Data records -
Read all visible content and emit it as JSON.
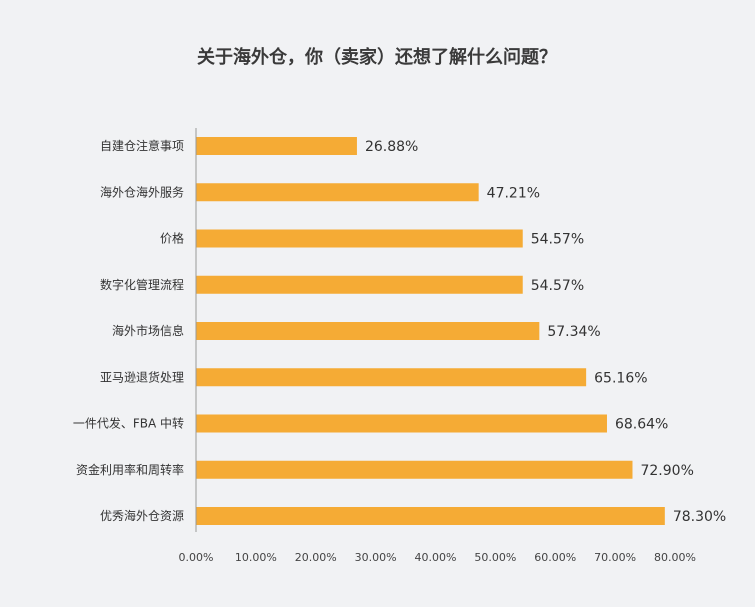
{
  "chart_data": {
    "type": "bar",
    "orientation": "horizontal",
    "title": "关于海外仓，你（卖家）还想了解什么问题？",
    "categories": [
      "自建仓注意事项",
      "海外仓海外服务",
      "价格",
      "数字化管理流程",
      "海外市场信息",
      "亚马逊退货处理",
      "一件代发、FBA 中转",
      "资金利用率和周转率",
      "优秀海外仓资源"
    ],
    "values": [
      26.88,
      47.21,
      54.57,
      54.57,
      57.34,
      65.16,
      68.64,
      72.9,
      78.3
    ],
    "value_labels": [
      "26.88%",
      "47.21%",
      "54.57%",
      "54.57%",
      "57.34%",
      "65.16%",
      "68.64%",
      "72.90%",
      "78.30%"
    ],
    "x_ticks": [
      0,
      10,
      20,
      30,
      40,
      50,
      60,
      70,
      80
    ],
    "x_tick_labels": [
      "0.00%",
      "10.00%",
      "20.00%",
      "30.00%",
      "40.00%",
      "50.00%",
      "60.00%",
      "70.00%",
      "80.00%"
    ],
    "xlim": [
      0,
      80
    ],
    "grid": false,
    "xlabel": "",
    "ylabel": "",
    "colors": {
      "bar": "#f5ab35",
      "background": "#f1f2f4",
      "axis": "#999999"
    }
  }
}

Written request -
Retype the entries word for word. Omit any images.

Correct output -
Read all visible content and emit it as JSON.
{
  "chart_data": {
    "type": "bar",
    "orientation": "horizontal",
    "title": "关于海外仓，你（卖家）还想了解什么问题？",
    "categories": [
      "自建仓注意事项",
      "海外仓海外服务",
      "价格",
      "数字化管理流程",
      "海外市场信息",
      "亚马逊退货处理",
      "一件代发、FBA 中转",
      "资金利用率和周转率",
      "优秀海外仓资源"
    ],
    "values": [
      26.88,
      47.21,
      54.57,
      54.57,
      57.34,
      65.16,
      68.64,
      72.9,
      78.3
    ],
    "value_labels": [
      "26.88%",
      "47.21%",
      "54.57%",
      "54.57%",
      "57.34%",
      "65.16%",
      "68.64%",
      "72.90%",
      "78.30%"
    ],
    "x_ticks": [
      0,
      10,
      20,
      30,
      40,
      50,
      60,
      70,
      80
    ],
    "x_tick_labels": [
      "0.00%",
      "10.00%",
      "20.00%",
      "30.00%",
      "40.00%",
      "50.00%",
      "60.00%",
      "70.00%",
      "80.00%"
    ],
    "xlim": [
      0,
      80
    ],
    "grid": false,
    "xlabel": "",
    "ylabel": "",
    "colors": {
      "bar": "#f5ab35",
      "background": "#f1f2f4",
      "axis": "#999999"
    }
  }
}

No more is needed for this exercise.